# EXERCISE OBJECTIVE
Locate and copy each line in the data that contains the word "structured".

# DATA
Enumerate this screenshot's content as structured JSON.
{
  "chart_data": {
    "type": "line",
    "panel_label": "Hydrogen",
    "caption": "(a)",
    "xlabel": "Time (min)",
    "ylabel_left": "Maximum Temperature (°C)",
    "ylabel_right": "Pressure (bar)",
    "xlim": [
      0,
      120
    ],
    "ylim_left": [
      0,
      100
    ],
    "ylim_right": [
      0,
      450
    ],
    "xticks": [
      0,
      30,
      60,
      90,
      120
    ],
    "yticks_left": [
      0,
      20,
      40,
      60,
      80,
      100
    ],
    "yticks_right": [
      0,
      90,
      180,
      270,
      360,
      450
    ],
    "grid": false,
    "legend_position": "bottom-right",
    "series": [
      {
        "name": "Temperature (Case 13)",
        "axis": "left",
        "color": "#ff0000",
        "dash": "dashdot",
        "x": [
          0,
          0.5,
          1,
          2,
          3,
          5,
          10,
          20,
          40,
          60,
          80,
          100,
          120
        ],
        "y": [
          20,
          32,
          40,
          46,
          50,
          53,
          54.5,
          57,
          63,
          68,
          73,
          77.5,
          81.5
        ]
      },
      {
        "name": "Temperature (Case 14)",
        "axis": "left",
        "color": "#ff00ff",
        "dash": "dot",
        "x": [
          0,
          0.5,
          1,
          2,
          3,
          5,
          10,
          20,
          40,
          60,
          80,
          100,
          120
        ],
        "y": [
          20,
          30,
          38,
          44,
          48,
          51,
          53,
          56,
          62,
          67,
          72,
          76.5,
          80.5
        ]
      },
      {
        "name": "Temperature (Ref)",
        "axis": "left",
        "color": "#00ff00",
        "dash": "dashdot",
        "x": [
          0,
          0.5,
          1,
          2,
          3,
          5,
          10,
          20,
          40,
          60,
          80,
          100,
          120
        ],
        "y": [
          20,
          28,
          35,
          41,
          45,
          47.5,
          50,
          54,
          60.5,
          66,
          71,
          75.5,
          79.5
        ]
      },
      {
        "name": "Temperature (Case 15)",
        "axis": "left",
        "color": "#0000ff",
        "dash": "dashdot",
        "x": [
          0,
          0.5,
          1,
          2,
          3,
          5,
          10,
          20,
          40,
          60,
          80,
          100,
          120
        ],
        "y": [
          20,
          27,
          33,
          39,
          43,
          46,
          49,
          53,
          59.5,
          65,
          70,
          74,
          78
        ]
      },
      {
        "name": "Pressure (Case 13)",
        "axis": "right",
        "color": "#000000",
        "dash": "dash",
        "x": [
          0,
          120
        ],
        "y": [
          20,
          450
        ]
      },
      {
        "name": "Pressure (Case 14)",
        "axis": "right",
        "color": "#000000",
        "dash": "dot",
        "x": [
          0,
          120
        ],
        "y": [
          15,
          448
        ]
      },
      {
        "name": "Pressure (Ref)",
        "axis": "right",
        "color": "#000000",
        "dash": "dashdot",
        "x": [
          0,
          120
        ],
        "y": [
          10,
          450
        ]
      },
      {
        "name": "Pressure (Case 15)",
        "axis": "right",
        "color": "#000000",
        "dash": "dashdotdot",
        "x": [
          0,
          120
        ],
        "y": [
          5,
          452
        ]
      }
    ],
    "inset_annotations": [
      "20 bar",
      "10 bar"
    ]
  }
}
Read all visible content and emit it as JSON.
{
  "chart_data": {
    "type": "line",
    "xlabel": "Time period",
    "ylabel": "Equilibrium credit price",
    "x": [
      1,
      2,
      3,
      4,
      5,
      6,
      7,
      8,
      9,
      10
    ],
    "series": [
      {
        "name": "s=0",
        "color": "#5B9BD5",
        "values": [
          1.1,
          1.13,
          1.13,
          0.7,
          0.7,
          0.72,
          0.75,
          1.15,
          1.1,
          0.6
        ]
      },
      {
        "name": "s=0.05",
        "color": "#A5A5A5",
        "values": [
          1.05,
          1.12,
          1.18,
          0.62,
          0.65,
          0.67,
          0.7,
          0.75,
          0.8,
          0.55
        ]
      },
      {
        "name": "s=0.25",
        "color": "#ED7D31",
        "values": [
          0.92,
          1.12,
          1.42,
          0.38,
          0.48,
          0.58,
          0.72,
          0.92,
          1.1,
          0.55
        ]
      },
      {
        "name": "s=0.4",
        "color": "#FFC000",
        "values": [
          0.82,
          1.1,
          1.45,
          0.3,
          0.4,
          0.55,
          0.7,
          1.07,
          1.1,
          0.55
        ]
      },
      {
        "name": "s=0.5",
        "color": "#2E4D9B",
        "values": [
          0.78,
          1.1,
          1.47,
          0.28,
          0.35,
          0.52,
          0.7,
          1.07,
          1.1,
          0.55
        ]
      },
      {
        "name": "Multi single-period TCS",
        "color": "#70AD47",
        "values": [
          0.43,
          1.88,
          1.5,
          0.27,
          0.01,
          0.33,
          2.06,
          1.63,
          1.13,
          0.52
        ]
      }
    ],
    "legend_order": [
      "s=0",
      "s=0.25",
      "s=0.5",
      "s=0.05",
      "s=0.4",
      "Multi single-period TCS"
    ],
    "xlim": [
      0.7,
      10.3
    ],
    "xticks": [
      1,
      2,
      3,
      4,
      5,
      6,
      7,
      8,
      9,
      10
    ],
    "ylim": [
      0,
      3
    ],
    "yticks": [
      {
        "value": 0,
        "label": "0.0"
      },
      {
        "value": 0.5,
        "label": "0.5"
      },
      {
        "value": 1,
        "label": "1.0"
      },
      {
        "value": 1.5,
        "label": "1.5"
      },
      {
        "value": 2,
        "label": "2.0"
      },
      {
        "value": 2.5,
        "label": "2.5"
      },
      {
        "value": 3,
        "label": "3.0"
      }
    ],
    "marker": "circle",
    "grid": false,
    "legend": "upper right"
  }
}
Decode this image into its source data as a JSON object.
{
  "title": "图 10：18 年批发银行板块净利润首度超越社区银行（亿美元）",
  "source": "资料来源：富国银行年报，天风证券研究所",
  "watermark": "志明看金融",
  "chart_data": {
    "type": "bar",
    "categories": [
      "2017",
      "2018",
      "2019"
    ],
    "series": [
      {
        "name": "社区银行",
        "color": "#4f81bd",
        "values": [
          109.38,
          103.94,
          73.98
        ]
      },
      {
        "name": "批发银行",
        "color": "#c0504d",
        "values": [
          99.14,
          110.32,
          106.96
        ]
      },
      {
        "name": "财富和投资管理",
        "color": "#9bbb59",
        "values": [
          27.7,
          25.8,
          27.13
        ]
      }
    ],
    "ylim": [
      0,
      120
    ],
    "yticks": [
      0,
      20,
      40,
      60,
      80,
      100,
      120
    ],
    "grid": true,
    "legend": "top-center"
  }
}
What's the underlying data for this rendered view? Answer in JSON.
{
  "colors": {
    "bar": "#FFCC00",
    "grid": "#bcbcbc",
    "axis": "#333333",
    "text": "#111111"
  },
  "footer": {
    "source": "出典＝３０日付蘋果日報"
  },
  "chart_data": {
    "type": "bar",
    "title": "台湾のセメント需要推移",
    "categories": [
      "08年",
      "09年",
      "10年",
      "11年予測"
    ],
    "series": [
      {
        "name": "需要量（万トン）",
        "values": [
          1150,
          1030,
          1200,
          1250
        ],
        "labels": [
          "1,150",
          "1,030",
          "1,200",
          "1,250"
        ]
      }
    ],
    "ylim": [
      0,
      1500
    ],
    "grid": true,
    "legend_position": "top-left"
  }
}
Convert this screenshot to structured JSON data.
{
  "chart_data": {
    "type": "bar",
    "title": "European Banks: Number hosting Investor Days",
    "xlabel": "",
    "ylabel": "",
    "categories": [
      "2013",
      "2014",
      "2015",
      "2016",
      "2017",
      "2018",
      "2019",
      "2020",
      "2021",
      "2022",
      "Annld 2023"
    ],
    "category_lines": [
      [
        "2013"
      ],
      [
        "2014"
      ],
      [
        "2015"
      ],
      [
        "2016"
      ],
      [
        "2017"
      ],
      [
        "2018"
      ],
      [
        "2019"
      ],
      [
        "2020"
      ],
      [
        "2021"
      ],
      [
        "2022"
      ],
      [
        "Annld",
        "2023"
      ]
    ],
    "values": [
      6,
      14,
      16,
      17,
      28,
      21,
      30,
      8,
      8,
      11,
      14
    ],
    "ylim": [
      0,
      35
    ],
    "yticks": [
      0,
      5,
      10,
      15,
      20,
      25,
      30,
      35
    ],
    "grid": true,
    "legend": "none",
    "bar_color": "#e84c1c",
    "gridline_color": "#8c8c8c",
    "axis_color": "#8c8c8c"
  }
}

# COMPLETE ANSWER
Enumerate this screenshot's content as structured JSON.
Convert this screenshot to structured JSON data.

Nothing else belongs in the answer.